_THE TASK_
Can you find the lines of the listing that include "survival" and copy every one?

(DATA FOR THIS EXERCISE begins)

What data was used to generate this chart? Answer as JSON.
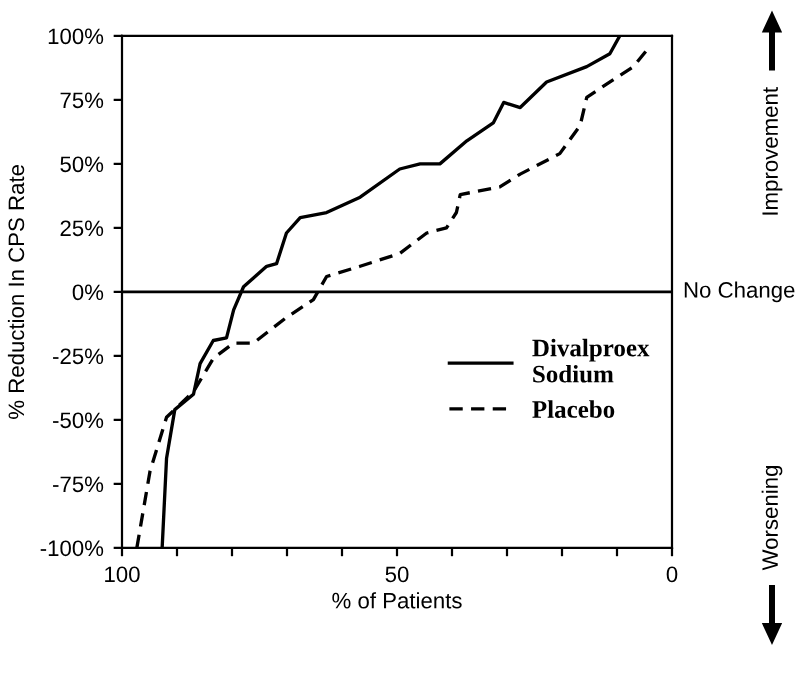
{
  "chart_data": {
    "type": "line",
    "xlabel": "% of Patients",
    "ylabel": "% Reduction In CPS Rate",
    "xlim": [
      100,
      0
    ],
    "xticks": [
      100,
      {
        "value": 90,
        "label": null
      },
      {
        "value": 80,
        "label": null
      },
      {
        "value": 70,
        "label": null
      },
      {
        "value": 60,
        "label": null
      },
      50,
      {
        "value": 40,
        "label": null
      },
      {
        "value": 30,
        "label": null
      },
      {
        "value": 20,
        "label": null
      },
      {
        "value": 10,
        "label": null
      },
      0
    ],
    "ylim": [
      -100,
      100
    ],
    "yticks": [
      {
        "value": -100,
        "label": "-100%"
      },
      {
        "value": -75,
        "label": "-75%"
      },
      {
        "value": -50,
        "label": "-50%"
      },
      {
        "value": -25,
        "label": "-25%"
      },
      {
        "value": 0,
        "label": "0%"
      },
      {
        "value": 25,
        "label": "25%"
      },
      {
        "value": 50,
        "label": "50%"
      },
      {
        "value": 75,
        "label": "75%"
      },
      {
        "value": 100,
        "label": "100%"
      }
    ],
    "grid": false,
    "legend": "bottom right",
    "marker": "none",
    "ref_lines": [
      {
        "axis": "y",
        "value": 0,
        "label": "No Change",
        "color": "#000000"
      }
    ],
    "annotations": [
      "Improvement",
      "Worsening"
    ],
    "series": [
      {
        "name": "Divalproex\nSodium",
        "color": "#000000",
        "line_style": "solid",
        "x": [
          92.7,
          91.9,
          90.4,
          87.0,
          85.8,
          83.4,
          81.0,
          79.7,
          77.9,
          73.7,
          71.9,
          70.1,
          67.6,
          62.8,
          56.7,
          49.5,
          45.8,
          42.2,
          37.3,
          32.5,
          30.6,
          27.6,
          22.8,
          15.5,
          11.3,
          9.5
        ],
        "values": [
          -100,
          -65,
          -46,
          -40,
          -28,
          -19,
          -18,
          -7,
          2,
          10,
          11,
          23,
          29,
          31,
          37,
          48,
          50,
          50,
          59,
          66,
          74,
          72,
          82,
          88,
          93,
          100
        ]
      },
      {
        "name": "Placebo",
        "color": "#000000",
        "line_style": "dashed",
        "x": [
          97.3,
          94.9,
          91.9,
          87.0,
          83.4,
          79.7,
          76.1,
          70.1,
          65.2,
          62.8,
          56.7,
          49.5,
          44.6,
          41.0,
          39.2,
          38.5,
          31.3,
          27.6,
          20.4,
          16.7,
          15.5,
          10.6,
          7.0,
          4.0
        ],
        "values": [
          -100,
          -70,
          -49,
          -39,
          -26,
          -20,
          -20,
          -10,
          -3,
          6,
          10,
          15,
          23,
          25,
          31,
          38,
          41,
          46,
          54,
          65,
          76,
          83,
          88,
          96
        ]
      }
    ]
  }
}
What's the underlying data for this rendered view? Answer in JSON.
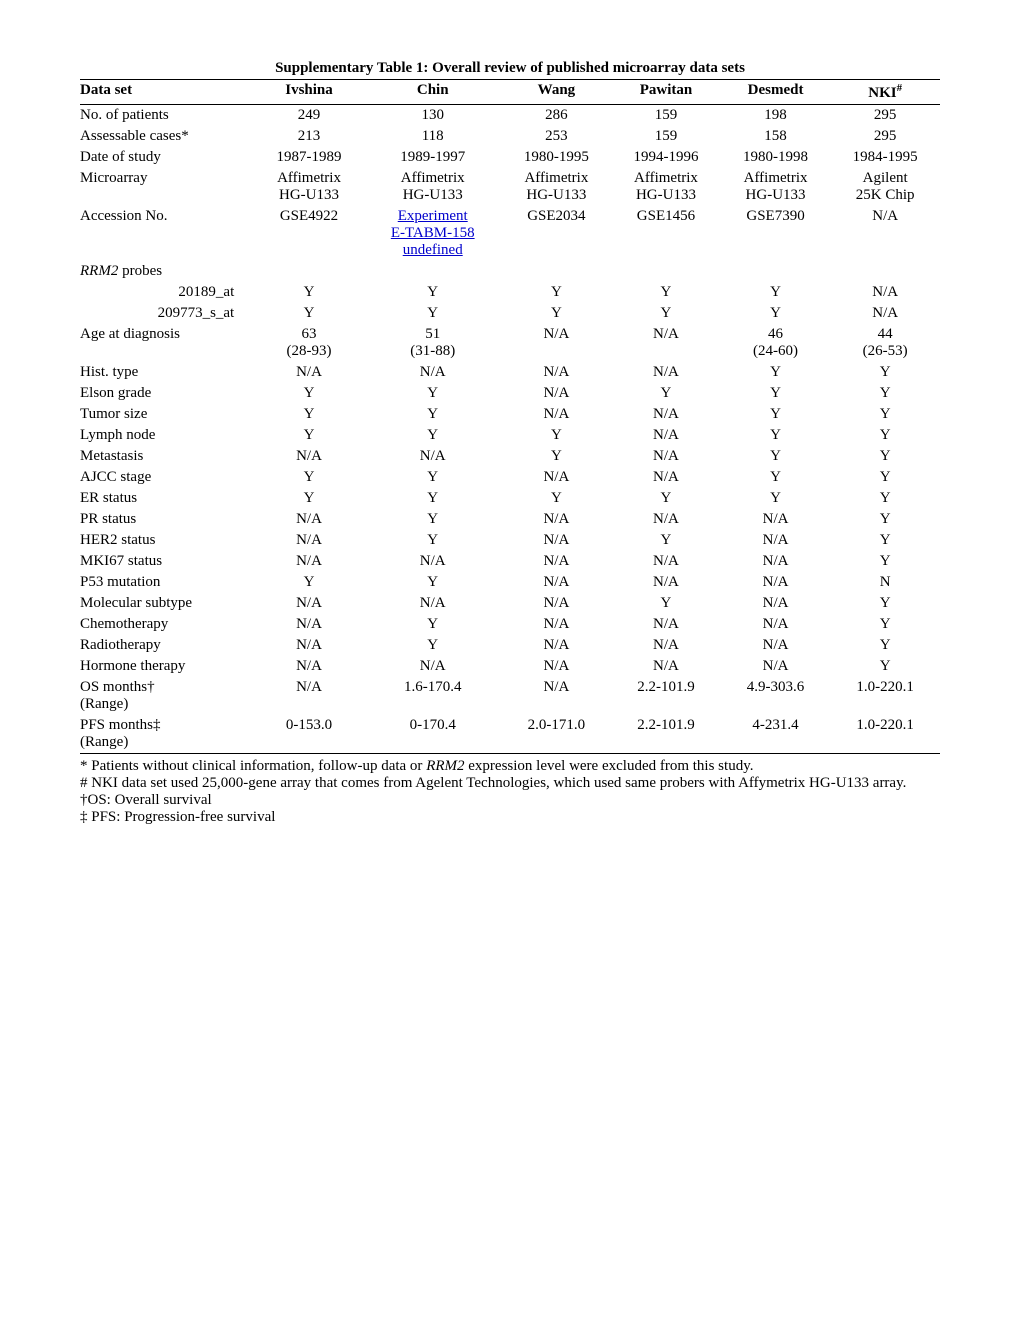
{
  "title": "Supplementary Table 1: Overall review of published microarray data sets",
  "columns": [
    "Data set",
    "Ivshina",
    "Chin",
    "Wang",
    "Pawitan",
    "Desmedt",
    "NKI#"
  ],
  "rows": [
    {
      "label": "No. of patients",
      "cells": [
        "249",
        "130",
        "286",
        "159",
        "198",
        "295"
      ]
    },
    {
      "label": "Assessable cases*",
      "cells": [
        "213",
        "118",
        "253",
        "159",
        "158",
        "295"
      ]
    },
    {
      "label": "Date of study",
      "cells": [
        "1987-1989",
        "1989-1997",
        "1980-1995",
        "1994-1996",
        "1980-1998",
        "1984-1995"
      ]
    },
    {
      "label": "Microarray",
      "cells": [
        "Affimetrix HG-U133",
        "Affimetrix HG-U133",
        "Affimetrix HG-U133",
        "Affimetrix HG-U133",
        "Affimetrix HG-U133",
        "Agilent 25K Chip"
      ],
      "twoLine": true
    },
    {
      "label": "Accession No.",
      "cells": [
        "GSE4922",
        "Experiment E-TABM-158",
        "GSE2034",
        "GSE1456",
        "GSE7390",
        "N/A"
      ],
      "linkCol": 1
    },
    {
      "label": "RRM2 probes",
      "italic": true,
      "cells": [
        "",
        "",
        "",
        "",
        "",
        ""
      ]
    },
    {
      "label": "20189_at",
      "indent": true,
      "cells": [
        "Y",
        "Y",
        "Y",
        "Y",
        "Y",
        "N/A"
      ]
    },
    {
      "label": "209773_s_at",
      "indent": true,
      "cells": [
        "Y",
        "Y",
        "Y",
        "Y",
        "Y",
        "N/A"
      ]
    },
    {
      "label": "Age at diagnosis",
      "cells": [
        "63 (28-93)",
        "51 (31-88)",
        "N/A",
        "N/A",
        "46 (24-60)",
        "44 (26-53)"
      ],
      "twoLine": true
    },
    {
      "label": "Hist. type",
      "cells": [
        "N/A",
        "N/A",
        "N/A",
        "N/A",
        "Y",
        "Y"
      ]
    },
    {
      "label": "Elson grade",
      "cells": [
        "Y",
        "Y",
        "N/A",
        "Y",
        "Y",
        "Y"
      ]
    },
    {
      "label": "Tumor size",
      "cells": [
        "Y",
        "Y",
        "N/A",
        "N/A",
        "Y",
        "Y"
      ]
    },
    {
      "label": "Lymph node",
      "cells": [
        "Y",
        "Y",
        "Y",
        "N/A",
        "Y",
        "Y"
      ]
    },
    {
      "label": "Metastasis",
      "cells": [
        "N/A",
        "N/A",
        "Y",
        "N/A",
        "Y",
        "Y"
      ]
    },
    {
      "label": "AJCC stage",
      "cells": [
        "Y",
        "Y",
        "N/A",
        "N/A",
        "Y",
        "Y"
      ]
    },
    {
      "label": "ER status",
      "cells": [
        "Y",
        "Y",
        "Y",
        "Y",
        "Y",
        "Y"
      ]
    },
    {
      "label": "PR status",
      "cells": [
        "N/A",
        "Y",
        "N/A",
        "N/A",
        "N/A",
        "Y"
      ]
    },
    {
      "label": "HER2 status",
      "cells": [
        "N/A",
        "Y",
        "N/A",
        "Y",
        "N/A",
        "Y"
      ]
    },
    {
      "label": "MKI67 status",
      "cells": [
        "N/A",
        "N/A",
        "N/A",
        "N/A",
        "N/A",
        "Y"
      ]
    },
    {
      "label": "P53 mutation",
      "cells": [
        "Y",
        "Y",
        "N/A",
        "N/A",
        "N/A",
        "N"
      ]
    },
    {
      "label": "Molecular subtype",
      "cells": [
        "N/A",
        "N/A",
        "N/A",
        "Y",
        "N/A",
        "Y"
      ]
    },
    {
      "label": "Chemotherapy",
      "cells": [
        "N/A",
        "Y",
        "N/A",
        "N/A",
        "N/A",
        "Y"
      ]
    },
    {
      "label": "Radiotherapy",
      "cells": [
        "N/A",
        "Y",
        "N/A",
        "N/A",
        "N/A",
        "Y"
      ]
    },
    {
      "label": "Hormone therapy",
      "cells": [
        "N/A",
        "N/A",
        "N/A",
        "N/A",
        "N/A",
        "Y"
      ]
    },
    {
      "label": "OS months† (Range)",
      "cells": [
        "N/A",
        "1.6-170.4",
        "N/A",
        "2.2-101.9",
        "4.9-303.6",
        "1.0-220.1"
      ],
      "twoLineLabel": true
    },
    {
      "label": "PFS months‡ (Range)",
      "cells": [
        "0-153.0",
        "0-170.4",
        "2.0-171.0",
        "2.2-101.9",
        "4-231.4",
        "1.0-220.1"
      ],
      "twoLineLabel": true,
      "last": true
    }
  ],
  "footnotes": [
    "* Patients without clinical information, follow-up data or RRM2 expression level were excluded from this study.",
    "# NKI data set used 25,000-gene array that comes from Agelent Technologies, which used same probers with Affymetrix  HG-U133 array.",
    "†OS: Overall survival",
    "‡ PFS: Progression-free survival"
  ]
}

(DATA FOR THIS EXERCISE ends)

_EXPECTED ANSWER_
    "†OS: Overall survival",
    "‡ PFS: Progression-free survival"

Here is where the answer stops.